┏━━

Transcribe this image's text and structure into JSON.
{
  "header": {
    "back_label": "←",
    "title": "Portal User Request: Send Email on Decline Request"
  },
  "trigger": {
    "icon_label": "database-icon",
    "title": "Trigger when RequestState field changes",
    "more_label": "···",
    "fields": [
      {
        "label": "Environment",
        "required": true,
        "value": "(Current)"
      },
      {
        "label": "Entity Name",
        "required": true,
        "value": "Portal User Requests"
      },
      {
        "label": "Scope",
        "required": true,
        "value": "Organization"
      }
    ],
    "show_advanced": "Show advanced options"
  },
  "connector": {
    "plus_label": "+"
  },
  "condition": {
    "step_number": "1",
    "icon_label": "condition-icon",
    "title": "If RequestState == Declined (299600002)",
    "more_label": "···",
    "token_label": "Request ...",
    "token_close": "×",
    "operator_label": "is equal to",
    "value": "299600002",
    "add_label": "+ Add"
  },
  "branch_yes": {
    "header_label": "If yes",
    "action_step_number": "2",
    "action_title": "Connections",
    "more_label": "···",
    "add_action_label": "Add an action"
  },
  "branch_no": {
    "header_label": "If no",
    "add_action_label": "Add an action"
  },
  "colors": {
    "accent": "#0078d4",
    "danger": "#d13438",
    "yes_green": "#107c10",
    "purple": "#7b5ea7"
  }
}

┗━━

### GIVEN INSTRUCTION
Go through the listing and copy all of it exactly.

### OUTPUT FOR THIS TASK
Transcribe this image's text and structure into JSON.
{
  "header": {
    "back_label": "←",
    "title": "Portal User Request: Send Email on Decline Request"
  },
  "trigger": {
    "icon_label": "database-icon",
    "title": "Trigger when RequestState field changes",
    "more_label": "···",
    "fields": [
      {
        "label": "Environment",
        "required": true,
        "value": "(Current)"
      },
      {
        "label": "Entity Name",
        "required": true,
        "value": "Portal User Requests"
      },
      {
        "label": "Scope",
        "required": true,
        "value": "Organization"
      }
    ],
    "show_advanced": "Show advanced options"
  },
  "connector": {
    "plus_label": "+"
  },
  "condition": {
    "step_number": "1",
    "icon_label": "condition-icon",
    "title": "If RequestState == Declined (299600002)",
    "more_label": "···",
    "token_label": "Request ...",
    "token_close": "×",
    "operator_label": "is equal to",
    "value": "299600002",
    "add_label": "+ Add"
  },
  "branch_yes": {
    "header_label": "If yes",
    "action_step_number": "2",
    "action_title": "Connections",
    "more_label": "···",
    "add_action_label": "Add an action"
  },
  "branch_no": {
    "header_label": "If no",
    "add_action_label": "Add an action"
  },
  "colors": {
    "accent": "#0078d4",
    "danger": "#d13438",
    "yes_green": "#107c10",
    "purple": "#7b5ea7"
  }
}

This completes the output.